** BEGIN Available records **

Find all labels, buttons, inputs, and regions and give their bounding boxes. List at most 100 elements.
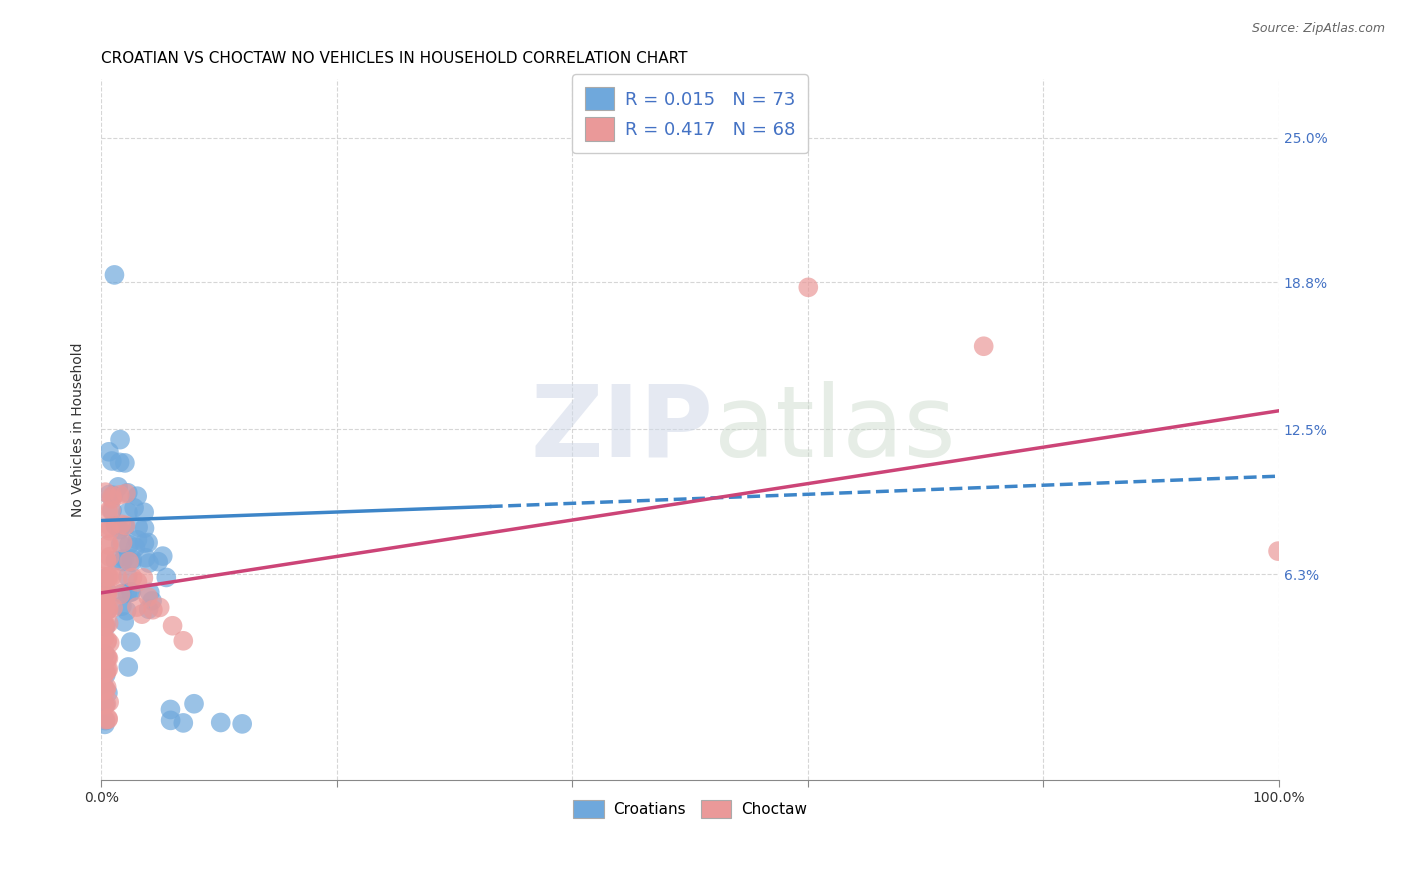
Point (93, 586, 115, 600)
Point (107, 480, 129, 494)
Point (108, 433, 131, 447)
Point (97, 602, 120, 616)
Point (98, 549, 121, 564)
Point (94, 620, 117, 634)
Point (93, 631, 115, 645)
Point (110, 537, 132, 551)
Point (121, 570, 143, 584)
Point (104, 518, 127, 533)
Text: CROATIAN VS CHOCTAW NO VEHICLES IN HOUSEHOLD CORRELATION CHART: CROATIAN VS CHOCTAW NO VEHICLES IN HOUSE… (101, 51, 688, 66)
Point (127, 489, 149, 503)
Point (115, 604, 138, 618)
Point (97, 686, 120, 700)
Point (108, 455, 131, 469)
Point (155, 570, 177, 584)
Point (138, 602, 160, 616)
Point (98, 524, 121, 538)
Point (96, 633, 118, 648)
Point (103, 268, 125, 282)
Point (132, 571, 155, 585)
Point (100, 520, 122, 534)
Point (94, 713, 117, 727)
Point (97, 662, 120, 676)
Point (141, 594, 163, 608)
Point (97, 712, 120, 726)
Point (112, 551, 135, 566)
Point (94, 717, 117, 731)
Point (96, 680, 118, 694)
Point (96, 584, 118, 599)
Point (93, 648, 115, 663)
Point (138, 556, 160, 570)
Point (797, 280, 820, 294)
Point (209, 715, 232, 730)
Point (172, 715, 194, 730)
Point (97, 444, 120, 458)
Point (91, 649, 114, 664)
Point (94, 681, 117, 696)
Point (108, 523, 131, 537)
Point (101, 569, 124, 583)
Point (117, 505, 139, 519)
Point (101, 489, 124, 503)
Point (97, 616, 120, 631)
Legend: Croatians, Choctaw: Croatians, Choctaw (567, 794, 813, 824)
Point (93, 600, 115, 615)
Point (94, 665, 117, 680)
Point (115, 486, 138, 500)
Point (1267, 544, 1289, 558)
Point (148, 555, 170, 569)
Point (96, 697, 118, 711)
Point (97, 602, 120, 616)
Y-axis label: No Vehicles in Household: No Vehicles in Household (72, 343, 86, 516)
Point (107, 571, 129, 585)
Point (96, 588, 118, 602)
Point (97, 712, 120, 726)
Point (159, 702, 181, 716)
Point (100, 503, 122, 517)
Point (149, 600, 172, 615)
Point (111, 555, 134, 569)
Point (121, 552, 143, 566)
Point (139, 585, 162, 599)
Point (93, 618, 115, 632)
Point (162, 619, 184, 633)
Point (127, 533, 149, 547)
Point (96, 603, 118, 617)
Point (104, 554, 127, 568)
Point (120, 585, 142, 599)
Point (94, 599, 117, 614)
Point (96, 650, 118, 665)
Point (122, 500, 145, 515)
Point (136, 535, 159, 549)
Point (94, 618, 117, 632)
Point (91, 696, 114, 710)
Point (120, 635, 142, 649)
Point (112, 615, 135, 629)
Point (108, 488, 131, 502)
Point (96, 663, 118, 677)
Point (101, 491, 124, 506)
Point (91, 569, 114, 583)
Point (98, 570, 121, 584)
Point (93, 616, 115, 631)
Point (120, 585, 142, 599)
Point (117, 569, 139, 583)
Point (94, 587, 117, 601)
Point (110, 588, 132, 602)
Point (97, 521, 120, 535)
Point (124, 540, 146, 554)
Point (93, 572, 115, 586)
Point (136, 590, 159, 604)
Point (97, 504, 120, 518)
Point (127, 574, 149, 589)
Point (96, 554, 118, 568)
Point (94, 602, 117, 616)
Point (96, 651, 118, 665)
Point (103, 488, 125, 502)
Point (134, 536, 156, 550)
Point (134, 505, 156, 519)
Point (96, 552, 118, 566)
Point (101, 600, 124, 615)
Point (183, 697, 205, 711)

** END Available records **

Problem statement - Update the data above by changing every "Point" to "Marker" and leaving everything else as it is. Don't include the pictures.

Exercise output -
Find all labels, buttons, inputs, and regions and give their bounding boxes. List at most 100 elements.
Marker (93, 586, 115, 600)
Marker (107, 480, 129, 494)
Marker (108, 433, 131, 447)
Marker (97, 602, 120, 616)
Marker (98, 549, 121, 564)
Marker (94, 620, 117, 634)
Marker (93, 631, 115, 645)
Marker (110, 537, 132, 551)
Marker (121, 570, 143, 584)
Marker (104, 518, 127, 533)
Text: CROATIAN VS CHOCTAW NO VEHICLES IN HOUSEHOLD CORRELATION CHART: CROATIAN VS CHOCTAW NO VEHICLES IN HOUSE… (101, 51, 688, 66)
Marker (127, 489, 149, 503)
Marker (115, 604, 138, 618)
Marker (97, 686, 120, 700)
Marker (108, 455, 131, 469)
Marker (155, 570, 177, 584)
Marker (138, 602, 160, 616)
Marker (98, 524, 121, 538)
Marker (96, 633, 118, 648)
Marker (103, 268, 125, 282)
Marker (132, 571, 155, 585)
Marker (100, 520, 122, 534)
Marker (94, 713, 117, 727)
Marker (97, 662, 120, 676)
Marker (141, 594, 163, 608)
Marker (97, 712, 120, 726)
Marker (112, 551, 135, 566)
Marker (94, 717, 117, 731)
Marker (96, 680, 118, 694)
Marker (96, 584, 118, 599)
Marker (93, 648, 115, 663)
Marker (138, 556, 160, 570)
Marker (797, 280, 820, 294)
Marker (209, 715, 232, 730)
Marker (172, 715, 194, 730)
Marker (97, 444, 120, 458)
Marker (91, 649, 114, 664)
Marker (94, 681, 117, 696)
Marker (108, 523, 131, 537)
Marker (101, 569, 124, 583)
Marker (117, 505, 139, 519)
Marker (101, 489, 124, 503)
Marker (97, 616, 120, 631)
Legend: Croatians, Choctaw: Croatians, Choctaw (567, 794, 813, 824)
Marker (93, 600, 115, 615)
Marker (94, 665, 117, 680)
Marker (115, 486, 138, 500)
Marker (1267, 544, 1289, 558)
Marker (148, 555, 170, 569)
Marker (96, 697, 118, 711)
Marker (97, 602, 120, 616)
Y-axis label: No Vehicles in Household: No Vehicles in Household (72, 343, 86, 516)
Marker (107, 571, 129, 585)
Marker (96, 588, 118, 602)
Marker (97, 712, 120, 726)
Marker (159, 702, 181, 716)
Marker (100, 503, 122, 517)
Marker (149, 600, 172, 615)
Marker (111, 555, 134, 569)
Marker (121, 552, 143, 566)
Marker (139, 585, 162, 599)
Marker (93, 618, 115, 632)
Marker (162, 619, 184, 633)
Marker (127, 533, 149, 547)
Marker (96, 603, 118, 617)
Marker (104, 554, 127, 568)
Marker (120, 585, 142, 599)
Marker (94, 599, 117, 614)
Marker (96, 650, 118, 665)
Marker (122, 500, 145, 515)
Marker (136, 535, 159, 549)
Marker (94, 618, 117, 632)
Marker (91, 696, 114, 710)
Marker (120, 635, 142, 649)
Marker (112, 615, 135, 629)
Marker (108, 488, 131, 502)
Marker (96, 663, 118, 677)
Marker (101, 491, 124, 506)
Marker (91, 569, 114, 583)
Marker (98, 570, 121, 584)
Marker (93, 616, 115, 631)
Marker (120, 585, 142, 599)
Marker (117, 569, 139, 583)
Marker (94, 587, 117, 601)
Marker (110, 588, 132, 602)
Marker (97, 521, 120, 535)
Marker (124, 540, 146, 554)
Marker (93, 572, 115, 586)
Marker (136, 590, 159, 604)
Marker (97, 504, 120, 518)
Marker (127, 574, 149, 589)
Marker (96, 554, 118, 568)
Marker (94, 602, 117, 616)
Marker (96, 651, 118, 665)
Marker (103, 488, 125, 502)
Marker (134, 536, 156, 550)
Marker (134, 505, 156, 519)
Marker (96, 552, 118, 566)
Marker (101, 600, 124, 615)
Marker (183, 697, 205, 711)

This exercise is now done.